(Chart and figure data)
((

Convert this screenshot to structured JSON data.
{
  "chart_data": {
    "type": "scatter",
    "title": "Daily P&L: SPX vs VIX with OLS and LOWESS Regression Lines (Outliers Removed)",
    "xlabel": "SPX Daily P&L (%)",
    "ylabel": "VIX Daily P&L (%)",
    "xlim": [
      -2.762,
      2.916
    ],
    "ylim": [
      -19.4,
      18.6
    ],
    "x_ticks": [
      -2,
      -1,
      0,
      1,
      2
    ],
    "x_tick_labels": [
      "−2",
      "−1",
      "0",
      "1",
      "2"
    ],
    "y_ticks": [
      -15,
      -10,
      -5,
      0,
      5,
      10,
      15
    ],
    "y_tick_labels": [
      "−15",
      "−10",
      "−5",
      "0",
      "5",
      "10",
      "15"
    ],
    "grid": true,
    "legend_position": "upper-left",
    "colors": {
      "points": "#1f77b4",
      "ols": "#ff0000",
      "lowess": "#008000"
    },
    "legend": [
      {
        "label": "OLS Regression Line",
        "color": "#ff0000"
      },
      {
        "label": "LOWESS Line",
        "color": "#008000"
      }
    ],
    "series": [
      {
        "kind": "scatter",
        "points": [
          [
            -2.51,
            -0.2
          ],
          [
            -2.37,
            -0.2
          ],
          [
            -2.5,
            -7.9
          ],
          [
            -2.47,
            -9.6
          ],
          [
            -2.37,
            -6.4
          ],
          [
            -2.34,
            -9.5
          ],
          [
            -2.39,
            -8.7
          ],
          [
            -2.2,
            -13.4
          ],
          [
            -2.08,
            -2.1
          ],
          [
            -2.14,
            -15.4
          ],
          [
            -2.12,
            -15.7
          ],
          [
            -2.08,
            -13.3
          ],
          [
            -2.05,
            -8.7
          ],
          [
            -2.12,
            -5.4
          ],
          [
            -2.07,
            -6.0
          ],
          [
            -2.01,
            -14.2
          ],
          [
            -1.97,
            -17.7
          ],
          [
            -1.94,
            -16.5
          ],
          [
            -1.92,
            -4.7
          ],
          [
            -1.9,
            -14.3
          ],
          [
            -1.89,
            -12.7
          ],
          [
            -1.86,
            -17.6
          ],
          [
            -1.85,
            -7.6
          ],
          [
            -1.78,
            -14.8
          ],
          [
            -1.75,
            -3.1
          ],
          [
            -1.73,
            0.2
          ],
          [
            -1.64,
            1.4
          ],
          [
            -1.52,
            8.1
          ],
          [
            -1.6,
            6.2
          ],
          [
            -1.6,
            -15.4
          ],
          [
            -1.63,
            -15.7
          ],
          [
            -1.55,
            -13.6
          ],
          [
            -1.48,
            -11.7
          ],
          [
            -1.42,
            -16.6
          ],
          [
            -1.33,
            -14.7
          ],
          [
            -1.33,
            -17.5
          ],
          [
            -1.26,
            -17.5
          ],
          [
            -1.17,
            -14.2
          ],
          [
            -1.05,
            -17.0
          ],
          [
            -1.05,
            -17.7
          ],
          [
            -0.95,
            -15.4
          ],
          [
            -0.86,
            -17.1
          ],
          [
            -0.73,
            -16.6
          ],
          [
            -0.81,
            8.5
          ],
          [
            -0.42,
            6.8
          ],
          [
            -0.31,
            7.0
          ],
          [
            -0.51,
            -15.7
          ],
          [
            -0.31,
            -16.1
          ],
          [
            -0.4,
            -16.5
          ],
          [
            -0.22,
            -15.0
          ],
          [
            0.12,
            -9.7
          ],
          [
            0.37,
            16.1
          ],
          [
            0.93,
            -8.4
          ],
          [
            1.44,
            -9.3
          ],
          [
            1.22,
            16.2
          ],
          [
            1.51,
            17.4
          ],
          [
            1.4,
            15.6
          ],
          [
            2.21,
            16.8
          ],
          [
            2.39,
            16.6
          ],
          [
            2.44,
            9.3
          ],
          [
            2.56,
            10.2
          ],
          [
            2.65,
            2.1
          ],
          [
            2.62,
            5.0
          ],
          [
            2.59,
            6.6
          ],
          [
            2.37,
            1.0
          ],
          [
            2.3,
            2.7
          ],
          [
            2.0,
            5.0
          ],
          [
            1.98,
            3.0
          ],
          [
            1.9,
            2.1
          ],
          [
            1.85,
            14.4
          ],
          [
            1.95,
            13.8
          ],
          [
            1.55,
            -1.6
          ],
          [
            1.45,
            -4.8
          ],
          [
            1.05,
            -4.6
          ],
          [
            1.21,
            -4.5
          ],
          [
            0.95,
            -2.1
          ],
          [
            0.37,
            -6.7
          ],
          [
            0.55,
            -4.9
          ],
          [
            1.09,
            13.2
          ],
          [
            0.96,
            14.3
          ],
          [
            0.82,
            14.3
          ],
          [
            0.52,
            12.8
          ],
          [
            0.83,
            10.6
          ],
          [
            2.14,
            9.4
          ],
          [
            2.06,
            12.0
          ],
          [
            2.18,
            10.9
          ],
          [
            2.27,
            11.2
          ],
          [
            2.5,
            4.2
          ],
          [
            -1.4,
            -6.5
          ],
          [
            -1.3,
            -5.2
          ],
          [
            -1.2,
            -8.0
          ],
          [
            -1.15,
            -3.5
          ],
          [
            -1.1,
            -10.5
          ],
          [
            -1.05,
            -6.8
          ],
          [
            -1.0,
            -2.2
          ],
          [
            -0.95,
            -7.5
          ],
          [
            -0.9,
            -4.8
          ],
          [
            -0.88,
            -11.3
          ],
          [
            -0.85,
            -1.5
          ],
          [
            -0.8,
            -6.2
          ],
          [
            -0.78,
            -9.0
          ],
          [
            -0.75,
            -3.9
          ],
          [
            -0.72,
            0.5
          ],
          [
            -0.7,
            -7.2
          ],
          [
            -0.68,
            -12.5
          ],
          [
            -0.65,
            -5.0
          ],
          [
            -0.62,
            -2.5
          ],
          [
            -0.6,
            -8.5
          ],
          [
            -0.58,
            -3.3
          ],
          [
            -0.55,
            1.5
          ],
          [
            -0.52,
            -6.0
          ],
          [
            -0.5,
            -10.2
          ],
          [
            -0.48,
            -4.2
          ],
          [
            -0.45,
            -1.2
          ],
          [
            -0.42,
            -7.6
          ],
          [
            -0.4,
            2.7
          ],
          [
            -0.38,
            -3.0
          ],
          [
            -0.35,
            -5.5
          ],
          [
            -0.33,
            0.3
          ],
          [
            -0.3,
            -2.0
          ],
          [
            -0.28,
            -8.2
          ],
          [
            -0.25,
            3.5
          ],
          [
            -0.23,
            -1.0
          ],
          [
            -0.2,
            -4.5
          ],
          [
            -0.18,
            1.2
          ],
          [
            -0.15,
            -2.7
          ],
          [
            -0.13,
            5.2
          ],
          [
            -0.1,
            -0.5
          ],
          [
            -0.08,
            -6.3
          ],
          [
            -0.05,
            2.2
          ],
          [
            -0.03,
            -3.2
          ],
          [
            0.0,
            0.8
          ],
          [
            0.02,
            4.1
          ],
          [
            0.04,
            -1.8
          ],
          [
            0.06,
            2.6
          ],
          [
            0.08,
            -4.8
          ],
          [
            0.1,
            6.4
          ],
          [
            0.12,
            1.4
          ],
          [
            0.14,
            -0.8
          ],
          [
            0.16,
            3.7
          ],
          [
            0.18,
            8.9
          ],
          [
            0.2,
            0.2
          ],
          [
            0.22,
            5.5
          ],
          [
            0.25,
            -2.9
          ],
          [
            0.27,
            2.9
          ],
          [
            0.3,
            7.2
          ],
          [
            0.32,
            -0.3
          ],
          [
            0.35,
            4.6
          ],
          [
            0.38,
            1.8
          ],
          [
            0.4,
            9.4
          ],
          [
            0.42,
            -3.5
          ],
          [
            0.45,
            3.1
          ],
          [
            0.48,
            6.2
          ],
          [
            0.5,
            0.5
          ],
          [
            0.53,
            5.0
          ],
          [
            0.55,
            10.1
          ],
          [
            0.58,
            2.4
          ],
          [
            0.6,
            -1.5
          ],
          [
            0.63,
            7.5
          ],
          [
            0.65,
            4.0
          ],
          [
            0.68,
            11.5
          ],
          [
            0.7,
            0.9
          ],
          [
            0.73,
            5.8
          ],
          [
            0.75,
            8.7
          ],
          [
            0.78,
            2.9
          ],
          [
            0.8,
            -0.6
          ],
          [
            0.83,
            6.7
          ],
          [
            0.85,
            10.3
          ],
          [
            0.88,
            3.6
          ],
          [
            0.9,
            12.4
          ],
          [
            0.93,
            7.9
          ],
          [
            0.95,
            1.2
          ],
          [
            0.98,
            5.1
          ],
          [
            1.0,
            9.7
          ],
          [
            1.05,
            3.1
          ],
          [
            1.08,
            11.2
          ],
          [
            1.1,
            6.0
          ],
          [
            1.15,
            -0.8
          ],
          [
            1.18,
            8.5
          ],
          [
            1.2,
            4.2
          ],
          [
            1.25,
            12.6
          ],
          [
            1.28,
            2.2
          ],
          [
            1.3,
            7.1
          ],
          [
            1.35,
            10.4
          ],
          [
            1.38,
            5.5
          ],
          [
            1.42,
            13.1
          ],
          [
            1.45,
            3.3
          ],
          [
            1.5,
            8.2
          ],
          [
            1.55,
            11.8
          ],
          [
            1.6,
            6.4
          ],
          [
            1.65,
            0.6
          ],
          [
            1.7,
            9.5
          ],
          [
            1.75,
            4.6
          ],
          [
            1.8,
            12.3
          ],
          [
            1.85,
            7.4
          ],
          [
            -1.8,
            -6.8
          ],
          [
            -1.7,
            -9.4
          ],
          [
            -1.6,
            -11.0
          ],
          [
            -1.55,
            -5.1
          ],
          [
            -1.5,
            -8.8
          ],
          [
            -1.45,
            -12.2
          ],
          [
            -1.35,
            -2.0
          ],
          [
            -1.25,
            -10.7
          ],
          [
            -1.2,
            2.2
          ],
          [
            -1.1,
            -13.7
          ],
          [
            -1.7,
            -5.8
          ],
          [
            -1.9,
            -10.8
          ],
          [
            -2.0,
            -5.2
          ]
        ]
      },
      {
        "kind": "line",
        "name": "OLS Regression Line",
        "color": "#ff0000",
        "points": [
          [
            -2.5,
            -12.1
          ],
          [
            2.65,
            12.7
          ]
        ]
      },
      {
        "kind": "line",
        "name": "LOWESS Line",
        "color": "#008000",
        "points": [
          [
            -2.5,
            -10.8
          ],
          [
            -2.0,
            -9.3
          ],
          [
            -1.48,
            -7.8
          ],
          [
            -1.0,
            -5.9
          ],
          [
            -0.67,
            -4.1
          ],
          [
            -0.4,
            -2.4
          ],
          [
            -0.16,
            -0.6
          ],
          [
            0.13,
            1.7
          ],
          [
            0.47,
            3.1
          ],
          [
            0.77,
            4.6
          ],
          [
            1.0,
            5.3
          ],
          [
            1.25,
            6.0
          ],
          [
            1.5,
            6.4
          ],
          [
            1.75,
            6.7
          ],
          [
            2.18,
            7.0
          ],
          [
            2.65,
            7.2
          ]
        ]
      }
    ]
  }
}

))

## WORK TO COMPLETE
Which lines contain the word "name"? Copy each of them.

## THE RESPONSE
        "name": "OLS Regression Line",
        "name": "LOWESS Line",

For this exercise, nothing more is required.